━━━━━ Dataset records ━━━━━

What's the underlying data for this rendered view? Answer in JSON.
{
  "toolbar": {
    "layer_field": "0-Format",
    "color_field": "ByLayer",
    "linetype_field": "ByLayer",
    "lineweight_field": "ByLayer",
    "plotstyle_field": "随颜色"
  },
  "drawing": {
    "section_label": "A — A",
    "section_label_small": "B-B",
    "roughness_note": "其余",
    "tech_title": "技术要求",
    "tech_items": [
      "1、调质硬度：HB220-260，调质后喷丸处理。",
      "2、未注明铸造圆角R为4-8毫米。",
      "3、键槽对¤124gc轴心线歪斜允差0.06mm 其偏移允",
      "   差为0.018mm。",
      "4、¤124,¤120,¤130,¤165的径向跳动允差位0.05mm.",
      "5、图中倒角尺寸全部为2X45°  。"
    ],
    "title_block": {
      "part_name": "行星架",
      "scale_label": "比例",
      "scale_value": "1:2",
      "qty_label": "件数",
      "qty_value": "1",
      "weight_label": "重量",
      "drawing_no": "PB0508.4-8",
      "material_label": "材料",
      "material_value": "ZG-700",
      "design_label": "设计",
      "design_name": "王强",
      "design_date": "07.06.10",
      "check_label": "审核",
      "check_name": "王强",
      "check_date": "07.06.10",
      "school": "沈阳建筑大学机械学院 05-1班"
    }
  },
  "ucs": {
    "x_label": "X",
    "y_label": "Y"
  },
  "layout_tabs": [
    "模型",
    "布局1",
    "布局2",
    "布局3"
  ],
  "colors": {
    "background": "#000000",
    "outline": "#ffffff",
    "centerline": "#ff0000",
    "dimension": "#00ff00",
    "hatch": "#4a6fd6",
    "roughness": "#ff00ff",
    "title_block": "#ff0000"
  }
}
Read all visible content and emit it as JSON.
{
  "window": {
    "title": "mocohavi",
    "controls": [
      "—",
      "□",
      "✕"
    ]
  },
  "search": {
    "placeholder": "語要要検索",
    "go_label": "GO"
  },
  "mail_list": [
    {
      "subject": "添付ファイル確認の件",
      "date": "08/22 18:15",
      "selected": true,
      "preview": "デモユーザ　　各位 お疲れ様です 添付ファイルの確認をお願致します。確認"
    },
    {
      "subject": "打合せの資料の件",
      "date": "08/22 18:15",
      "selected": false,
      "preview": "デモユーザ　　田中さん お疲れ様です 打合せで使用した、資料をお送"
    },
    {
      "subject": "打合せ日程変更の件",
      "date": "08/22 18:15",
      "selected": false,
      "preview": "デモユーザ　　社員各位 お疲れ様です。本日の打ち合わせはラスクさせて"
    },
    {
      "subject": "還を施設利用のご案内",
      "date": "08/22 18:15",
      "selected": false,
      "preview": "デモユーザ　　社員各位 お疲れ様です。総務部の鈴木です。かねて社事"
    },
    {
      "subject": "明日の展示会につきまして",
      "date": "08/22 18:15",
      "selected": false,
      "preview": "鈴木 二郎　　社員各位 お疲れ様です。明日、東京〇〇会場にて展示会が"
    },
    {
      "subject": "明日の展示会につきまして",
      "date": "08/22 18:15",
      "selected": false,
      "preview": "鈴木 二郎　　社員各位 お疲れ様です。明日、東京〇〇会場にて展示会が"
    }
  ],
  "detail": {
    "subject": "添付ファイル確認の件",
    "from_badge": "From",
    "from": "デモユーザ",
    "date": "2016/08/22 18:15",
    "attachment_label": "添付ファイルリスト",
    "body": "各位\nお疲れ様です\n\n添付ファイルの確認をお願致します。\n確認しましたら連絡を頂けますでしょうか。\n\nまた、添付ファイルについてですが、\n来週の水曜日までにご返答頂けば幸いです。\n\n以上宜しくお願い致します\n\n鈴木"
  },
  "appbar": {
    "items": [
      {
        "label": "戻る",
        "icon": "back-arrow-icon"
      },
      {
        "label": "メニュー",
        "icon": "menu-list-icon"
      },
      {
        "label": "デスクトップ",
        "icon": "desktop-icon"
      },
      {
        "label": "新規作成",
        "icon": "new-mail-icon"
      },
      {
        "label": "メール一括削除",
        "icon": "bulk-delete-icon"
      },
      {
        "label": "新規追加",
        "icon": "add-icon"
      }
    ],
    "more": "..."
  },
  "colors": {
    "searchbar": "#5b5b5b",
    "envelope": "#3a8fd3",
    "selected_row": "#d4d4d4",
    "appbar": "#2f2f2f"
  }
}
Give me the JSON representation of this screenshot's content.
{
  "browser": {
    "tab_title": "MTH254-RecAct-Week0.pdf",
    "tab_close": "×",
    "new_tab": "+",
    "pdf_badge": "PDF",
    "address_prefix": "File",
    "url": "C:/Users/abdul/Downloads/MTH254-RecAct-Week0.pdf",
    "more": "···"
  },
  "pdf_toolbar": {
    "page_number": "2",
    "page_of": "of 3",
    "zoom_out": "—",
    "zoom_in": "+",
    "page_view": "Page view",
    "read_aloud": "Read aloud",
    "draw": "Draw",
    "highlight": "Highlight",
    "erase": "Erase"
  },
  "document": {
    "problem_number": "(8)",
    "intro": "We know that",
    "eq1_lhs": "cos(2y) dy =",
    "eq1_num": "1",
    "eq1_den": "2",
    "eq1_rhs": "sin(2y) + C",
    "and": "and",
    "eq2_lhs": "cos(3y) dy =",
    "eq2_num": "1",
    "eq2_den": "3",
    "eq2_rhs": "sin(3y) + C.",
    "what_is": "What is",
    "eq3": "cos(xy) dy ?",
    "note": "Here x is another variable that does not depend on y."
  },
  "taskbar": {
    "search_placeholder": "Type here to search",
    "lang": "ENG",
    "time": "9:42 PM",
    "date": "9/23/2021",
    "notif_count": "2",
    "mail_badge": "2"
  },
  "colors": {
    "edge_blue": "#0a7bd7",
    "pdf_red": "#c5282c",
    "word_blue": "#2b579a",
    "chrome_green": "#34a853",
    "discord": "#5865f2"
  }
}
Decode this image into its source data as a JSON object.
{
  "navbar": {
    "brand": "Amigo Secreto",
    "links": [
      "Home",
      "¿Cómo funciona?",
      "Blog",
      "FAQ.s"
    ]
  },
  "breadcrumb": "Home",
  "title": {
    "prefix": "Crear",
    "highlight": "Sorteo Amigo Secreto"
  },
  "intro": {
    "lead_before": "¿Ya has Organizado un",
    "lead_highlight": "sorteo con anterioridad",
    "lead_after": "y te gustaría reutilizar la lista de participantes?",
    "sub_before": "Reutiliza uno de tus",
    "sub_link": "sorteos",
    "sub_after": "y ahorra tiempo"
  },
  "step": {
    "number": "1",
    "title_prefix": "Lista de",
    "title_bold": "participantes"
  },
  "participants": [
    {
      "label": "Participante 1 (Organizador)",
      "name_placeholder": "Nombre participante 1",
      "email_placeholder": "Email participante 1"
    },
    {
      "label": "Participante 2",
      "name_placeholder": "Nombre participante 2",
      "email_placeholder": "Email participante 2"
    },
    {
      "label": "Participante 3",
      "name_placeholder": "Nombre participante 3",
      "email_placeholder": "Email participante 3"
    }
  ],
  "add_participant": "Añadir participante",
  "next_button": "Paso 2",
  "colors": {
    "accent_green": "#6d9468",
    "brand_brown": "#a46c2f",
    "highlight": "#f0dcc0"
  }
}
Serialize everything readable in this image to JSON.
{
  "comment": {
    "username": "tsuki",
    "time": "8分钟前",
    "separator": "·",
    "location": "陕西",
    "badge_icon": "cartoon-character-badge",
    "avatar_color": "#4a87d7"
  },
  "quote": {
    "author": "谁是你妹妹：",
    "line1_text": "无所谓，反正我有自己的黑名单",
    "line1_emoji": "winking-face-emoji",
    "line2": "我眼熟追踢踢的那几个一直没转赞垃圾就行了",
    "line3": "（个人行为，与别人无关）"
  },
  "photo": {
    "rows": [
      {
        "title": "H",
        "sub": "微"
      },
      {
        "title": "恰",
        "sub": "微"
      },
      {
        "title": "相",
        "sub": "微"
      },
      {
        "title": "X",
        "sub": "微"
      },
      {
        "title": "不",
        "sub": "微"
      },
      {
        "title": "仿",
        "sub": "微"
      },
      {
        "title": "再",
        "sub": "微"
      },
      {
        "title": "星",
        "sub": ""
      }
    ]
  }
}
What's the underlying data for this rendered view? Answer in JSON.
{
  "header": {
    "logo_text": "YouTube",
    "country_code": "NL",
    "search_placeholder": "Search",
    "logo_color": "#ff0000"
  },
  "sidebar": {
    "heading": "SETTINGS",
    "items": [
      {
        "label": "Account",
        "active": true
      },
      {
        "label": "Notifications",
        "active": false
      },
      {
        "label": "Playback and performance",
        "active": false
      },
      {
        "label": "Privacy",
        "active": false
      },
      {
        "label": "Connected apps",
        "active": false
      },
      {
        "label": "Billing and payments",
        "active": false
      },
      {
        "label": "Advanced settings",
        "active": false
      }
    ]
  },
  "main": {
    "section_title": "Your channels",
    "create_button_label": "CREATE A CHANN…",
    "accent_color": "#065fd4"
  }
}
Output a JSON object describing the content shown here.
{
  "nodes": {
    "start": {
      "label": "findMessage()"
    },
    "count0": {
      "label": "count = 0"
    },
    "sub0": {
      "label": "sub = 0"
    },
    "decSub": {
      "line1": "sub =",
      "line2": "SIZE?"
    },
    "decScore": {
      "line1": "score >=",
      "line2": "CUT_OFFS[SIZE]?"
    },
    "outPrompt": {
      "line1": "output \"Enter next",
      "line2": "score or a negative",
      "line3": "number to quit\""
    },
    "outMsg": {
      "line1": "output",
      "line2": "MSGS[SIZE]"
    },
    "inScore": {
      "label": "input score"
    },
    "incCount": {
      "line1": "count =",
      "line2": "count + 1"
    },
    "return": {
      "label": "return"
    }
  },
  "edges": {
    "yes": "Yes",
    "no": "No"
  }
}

━━━━━

Job » Where a line holds "Secreto", copy it out.

Worked answer »
    "brand": "Amigo Secreto",
    "highlight": "Sorteo Amigo Secreto"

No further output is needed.